EXERCISE PROMPT>
Output the data below in full, character for character.

DATA>
=====

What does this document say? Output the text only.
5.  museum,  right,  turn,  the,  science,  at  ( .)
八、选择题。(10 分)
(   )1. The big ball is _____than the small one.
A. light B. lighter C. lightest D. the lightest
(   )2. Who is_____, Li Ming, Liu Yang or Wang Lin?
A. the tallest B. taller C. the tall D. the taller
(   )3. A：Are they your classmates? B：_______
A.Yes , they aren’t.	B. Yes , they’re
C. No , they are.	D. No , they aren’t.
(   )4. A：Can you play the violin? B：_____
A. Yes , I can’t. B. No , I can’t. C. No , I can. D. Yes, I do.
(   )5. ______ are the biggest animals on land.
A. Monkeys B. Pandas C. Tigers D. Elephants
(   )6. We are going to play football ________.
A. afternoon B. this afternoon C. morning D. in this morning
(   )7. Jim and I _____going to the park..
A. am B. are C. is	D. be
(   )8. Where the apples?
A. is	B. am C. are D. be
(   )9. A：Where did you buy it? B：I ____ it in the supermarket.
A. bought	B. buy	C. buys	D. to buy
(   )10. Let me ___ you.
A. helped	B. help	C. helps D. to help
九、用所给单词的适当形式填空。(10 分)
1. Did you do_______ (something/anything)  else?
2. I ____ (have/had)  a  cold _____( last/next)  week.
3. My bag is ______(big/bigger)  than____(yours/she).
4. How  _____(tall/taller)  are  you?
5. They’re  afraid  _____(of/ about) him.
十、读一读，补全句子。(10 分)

=====

ANSWER>
What does this document say? Output the text only.
5.  museum,  right,  turn,  the,  science,  at  ( .)
八、选择题。(10 分)
(   )1. The big ball is _____than the small one.
A. light B. lighter C. lightest D. the lightest
(   )2. Who is_____, Li Ming, Liu Yang or Wang Lin?
A. the tallest B. taller C. the tall D. the taller
(   )3. A：Are they your classmates? B：_______
A.Yes , they aren’t.	B. Yes , they’re
C. No , they are.	D. No , they aren’t.
(   )4. A：Can you play the violin? B：_____
A. Yes , I can’t. B. No , I can’t. C. No , I can. D. Yes, I do.
(   )5. ______ are the biggest animals on land.
A. Monkeys B. Pandas C. Tigers D. Elephants
(   )6. We are going to play football ________.
A. afternoon B. this afternoon C. morning D. in this morning
(   )7. Jim and I _____going to the park..
A. am B. are C. is	D. be
(   )8. Where the apples?
A. is	B. am C. are D. be
(   )9. A：Where did you buy it? B：I ____ it in the supermarket.
A. bought	B. buy	C. buys	D. to buy
(   )10. Let me ___ you.
A. helped	B. help	C. helps D. to help
九、用所给单词的适当形式填空。(10 分)
1. Did you do_______ (something/anything)  else?
2. I ____ (have/had)  a  cold _____( last/next)  week.
3. My bag is ______(big/bigger)  than____(yours/she).
4. How  _____(tall/taller)  are  you?
5. They’re  afraid  _____(of/ about) him.
十、读一读，补全句子。(10 分)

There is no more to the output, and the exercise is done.